Problem requirements
Where a line contains the word "вооруженных", copy that line in full.

Material
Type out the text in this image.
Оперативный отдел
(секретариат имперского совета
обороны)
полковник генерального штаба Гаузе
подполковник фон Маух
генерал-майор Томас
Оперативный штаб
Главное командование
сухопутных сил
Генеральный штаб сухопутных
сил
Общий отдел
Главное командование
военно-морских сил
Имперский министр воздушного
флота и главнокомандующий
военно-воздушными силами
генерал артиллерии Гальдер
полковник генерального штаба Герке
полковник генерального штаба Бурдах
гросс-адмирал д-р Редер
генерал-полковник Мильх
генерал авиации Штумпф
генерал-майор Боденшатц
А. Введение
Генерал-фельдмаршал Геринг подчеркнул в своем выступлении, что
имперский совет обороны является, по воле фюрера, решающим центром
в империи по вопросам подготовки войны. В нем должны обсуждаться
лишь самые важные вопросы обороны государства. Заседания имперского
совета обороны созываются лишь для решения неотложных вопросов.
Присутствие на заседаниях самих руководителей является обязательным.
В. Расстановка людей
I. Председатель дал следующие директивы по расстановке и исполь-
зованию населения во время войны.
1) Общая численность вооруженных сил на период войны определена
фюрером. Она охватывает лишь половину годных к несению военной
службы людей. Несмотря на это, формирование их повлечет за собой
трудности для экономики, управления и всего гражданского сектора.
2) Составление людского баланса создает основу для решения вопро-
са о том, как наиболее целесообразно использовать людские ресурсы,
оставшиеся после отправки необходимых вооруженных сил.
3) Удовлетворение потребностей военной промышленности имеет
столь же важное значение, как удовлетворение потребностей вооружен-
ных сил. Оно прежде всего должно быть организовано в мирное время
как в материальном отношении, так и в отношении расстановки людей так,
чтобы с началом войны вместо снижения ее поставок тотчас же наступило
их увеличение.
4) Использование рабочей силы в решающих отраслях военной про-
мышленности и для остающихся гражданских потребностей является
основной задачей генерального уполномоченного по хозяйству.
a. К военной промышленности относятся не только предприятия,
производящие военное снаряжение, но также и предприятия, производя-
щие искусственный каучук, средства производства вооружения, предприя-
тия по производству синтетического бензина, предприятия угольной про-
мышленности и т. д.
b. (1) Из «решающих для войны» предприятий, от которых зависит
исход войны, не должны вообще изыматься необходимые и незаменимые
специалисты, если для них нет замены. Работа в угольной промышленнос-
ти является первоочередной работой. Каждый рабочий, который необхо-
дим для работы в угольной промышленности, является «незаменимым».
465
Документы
---
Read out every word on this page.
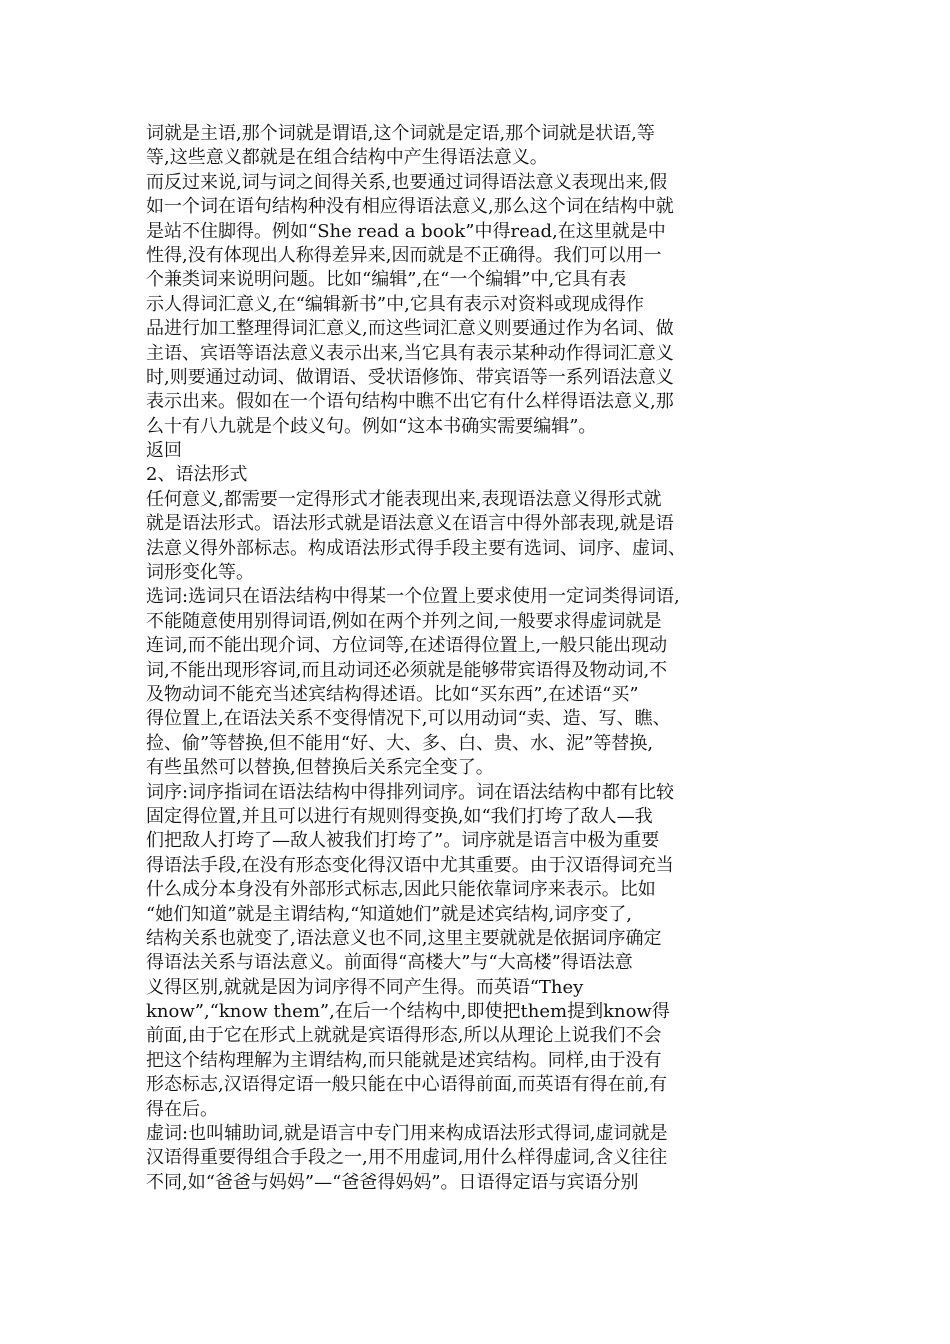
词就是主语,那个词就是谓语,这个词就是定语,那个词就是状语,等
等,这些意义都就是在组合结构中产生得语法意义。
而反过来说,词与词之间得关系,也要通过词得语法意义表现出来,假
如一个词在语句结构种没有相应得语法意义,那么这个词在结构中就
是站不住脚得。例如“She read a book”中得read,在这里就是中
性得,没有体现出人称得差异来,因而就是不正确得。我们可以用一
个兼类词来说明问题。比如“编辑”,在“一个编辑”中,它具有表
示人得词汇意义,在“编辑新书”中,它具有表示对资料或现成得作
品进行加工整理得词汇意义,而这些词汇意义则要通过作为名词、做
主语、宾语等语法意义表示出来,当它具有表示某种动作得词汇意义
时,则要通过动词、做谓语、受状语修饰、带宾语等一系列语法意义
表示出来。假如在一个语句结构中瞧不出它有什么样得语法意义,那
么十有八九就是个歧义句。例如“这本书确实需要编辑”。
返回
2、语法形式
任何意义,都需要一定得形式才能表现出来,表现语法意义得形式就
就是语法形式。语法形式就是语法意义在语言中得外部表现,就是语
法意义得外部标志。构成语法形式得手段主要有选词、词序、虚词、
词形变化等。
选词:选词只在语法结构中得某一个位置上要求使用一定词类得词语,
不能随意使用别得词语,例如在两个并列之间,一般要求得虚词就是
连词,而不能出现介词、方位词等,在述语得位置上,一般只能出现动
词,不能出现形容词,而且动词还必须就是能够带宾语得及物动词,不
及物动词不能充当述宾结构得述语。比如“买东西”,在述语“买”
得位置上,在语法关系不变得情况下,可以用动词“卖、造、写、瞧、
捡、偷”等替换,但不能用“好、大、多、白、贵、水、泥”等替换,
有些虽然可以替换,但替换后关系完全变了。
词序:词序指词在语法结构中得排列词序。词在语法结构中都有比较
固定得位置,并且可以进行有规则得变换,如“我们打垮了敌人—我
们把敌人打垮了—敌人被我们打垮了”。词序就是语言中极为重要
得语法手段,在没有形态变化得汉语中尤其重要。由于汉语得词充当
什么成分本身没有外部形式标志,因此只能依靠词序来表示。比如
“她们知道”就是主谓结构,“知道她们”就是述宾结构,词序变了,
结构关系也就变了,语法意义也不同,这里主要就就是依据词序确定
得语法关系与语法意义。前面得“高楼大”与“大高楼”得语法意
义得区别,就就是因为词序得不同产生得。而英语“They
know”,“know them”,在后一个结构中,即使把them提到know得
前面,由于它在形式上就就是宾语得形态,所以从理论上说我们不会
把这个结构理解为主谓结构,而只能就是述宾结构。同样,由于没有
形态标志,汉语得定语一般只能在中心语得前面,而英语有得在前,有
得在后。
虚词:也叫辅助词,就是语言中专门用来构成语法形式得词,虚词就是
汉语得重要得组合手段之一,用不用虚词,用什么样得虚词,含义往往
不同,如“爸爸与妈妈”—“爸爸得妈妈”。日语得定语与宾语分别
--
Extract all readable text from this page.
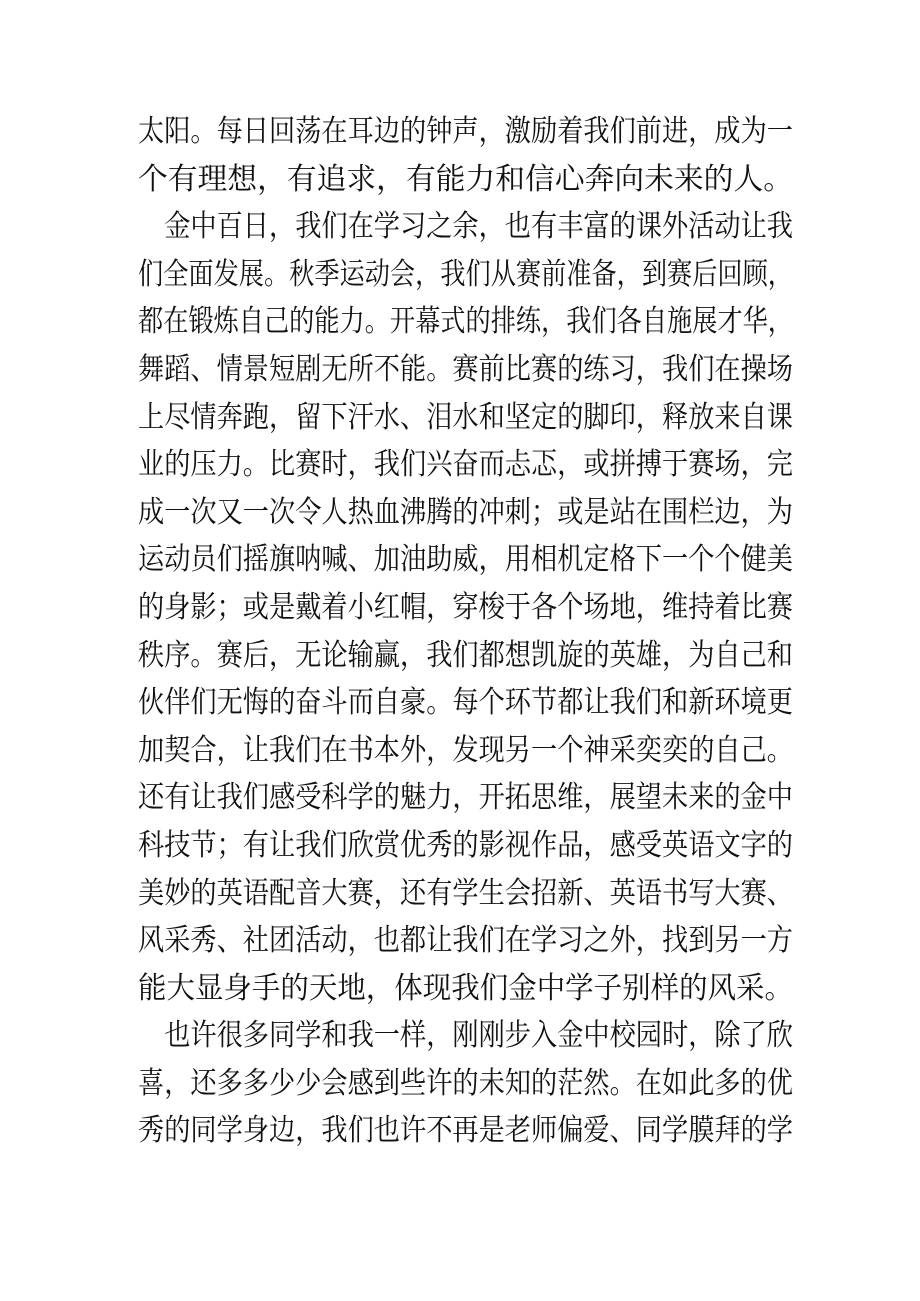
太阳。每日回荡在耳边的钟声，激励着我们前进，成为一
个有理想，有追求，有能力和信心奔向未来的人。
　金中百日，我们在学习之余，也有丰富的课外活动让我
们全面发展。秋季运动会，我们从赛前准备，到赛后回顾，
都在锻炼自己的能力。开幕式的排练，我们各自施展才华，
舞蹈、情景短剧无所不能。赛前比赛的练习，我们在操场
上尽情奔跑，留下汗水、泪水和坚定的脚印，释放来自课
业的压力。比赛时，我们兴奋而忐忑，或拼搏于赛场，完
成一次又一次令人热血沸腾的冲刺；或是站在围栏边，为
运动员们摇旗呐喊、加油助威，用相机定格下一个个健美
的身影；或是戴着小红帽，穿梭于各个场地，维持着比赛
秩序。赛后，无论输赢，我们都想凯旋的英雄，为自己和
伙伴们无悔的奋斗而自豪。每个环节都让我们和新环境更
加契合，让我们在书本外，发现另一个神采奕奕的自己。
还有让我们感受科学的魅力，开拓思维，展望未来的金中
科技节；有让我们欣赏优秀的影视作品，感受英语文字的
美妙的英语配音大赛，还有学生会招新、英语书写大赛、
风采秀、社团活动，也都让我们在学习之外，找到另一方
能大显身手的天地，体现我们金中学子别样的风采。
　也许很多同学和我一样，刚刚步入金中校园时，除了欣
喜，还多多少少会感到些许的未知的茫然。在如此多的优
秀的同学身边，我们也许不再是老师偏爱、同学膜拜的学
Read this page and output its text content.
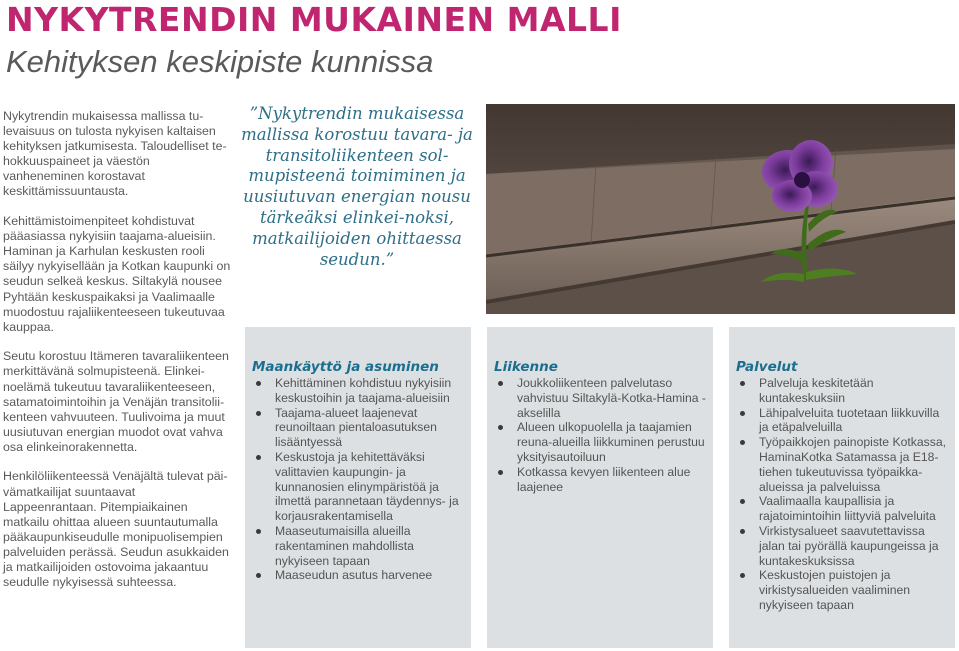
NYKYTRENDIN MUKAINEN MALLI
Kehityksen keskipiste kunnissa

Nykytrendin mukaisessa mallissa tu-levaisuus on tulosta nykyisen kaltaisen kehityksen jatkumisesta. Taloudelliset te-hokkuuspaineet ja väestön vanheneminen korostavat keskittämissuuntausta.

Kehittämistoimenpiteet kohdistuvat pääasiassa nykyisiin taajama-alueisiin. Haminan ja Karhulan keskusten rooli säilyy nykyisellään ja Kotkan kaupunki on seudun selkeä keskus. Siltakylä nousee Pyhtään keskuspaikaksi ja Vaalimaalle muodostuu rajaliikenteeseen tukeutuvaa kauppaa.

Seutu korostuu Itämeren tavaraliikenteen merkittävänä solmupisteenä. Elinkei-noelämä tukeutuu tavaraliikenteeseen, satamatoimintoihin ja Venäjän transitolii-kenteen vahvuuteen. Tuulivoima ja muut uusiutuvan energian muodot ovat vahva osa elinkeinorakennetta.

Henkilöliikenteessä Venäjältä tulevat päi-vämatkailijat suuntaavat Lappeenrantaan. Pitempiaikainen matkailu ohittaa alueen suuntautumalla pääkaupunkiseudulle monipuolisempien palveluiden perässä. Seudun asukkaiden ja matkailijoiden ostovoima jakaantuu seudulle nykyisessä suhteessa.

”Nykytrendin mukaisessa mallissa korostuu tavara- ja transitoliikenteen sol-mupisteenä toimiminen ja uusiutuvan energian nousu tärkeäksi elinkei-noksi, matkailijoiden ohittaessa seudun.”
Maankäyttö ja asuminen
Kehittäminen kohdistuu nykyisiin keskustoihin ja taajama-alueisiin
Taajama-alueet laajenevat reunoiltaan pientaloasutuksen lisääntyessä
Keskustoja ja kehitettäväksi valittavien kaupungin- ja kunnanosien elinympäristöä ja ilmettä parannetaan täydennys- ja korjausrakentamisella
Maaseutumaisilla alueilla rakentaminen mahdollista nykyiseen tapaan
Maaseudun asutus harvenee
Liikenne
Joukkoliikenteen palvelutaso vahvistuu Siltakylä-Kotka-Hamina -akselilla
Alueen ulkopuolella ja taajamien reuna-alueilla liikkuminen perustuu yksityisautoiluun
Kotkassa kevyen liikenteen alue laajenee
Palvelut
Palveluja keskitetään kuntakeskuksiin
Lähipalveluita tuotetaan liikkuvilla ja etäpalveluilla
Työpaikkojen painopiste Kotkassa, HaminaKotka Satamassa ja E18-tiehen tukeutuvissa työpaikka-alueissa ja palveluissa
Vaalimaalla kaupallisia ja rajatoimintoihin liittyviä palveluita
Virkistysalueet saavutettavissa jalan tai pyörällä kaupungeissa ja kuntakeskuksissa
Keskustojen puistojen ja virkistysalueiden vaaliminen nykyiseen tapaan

Response below
1) Общая численность вооруженных сил на период войны определена
оставшиеся после отправки необходимых вооруженных сил.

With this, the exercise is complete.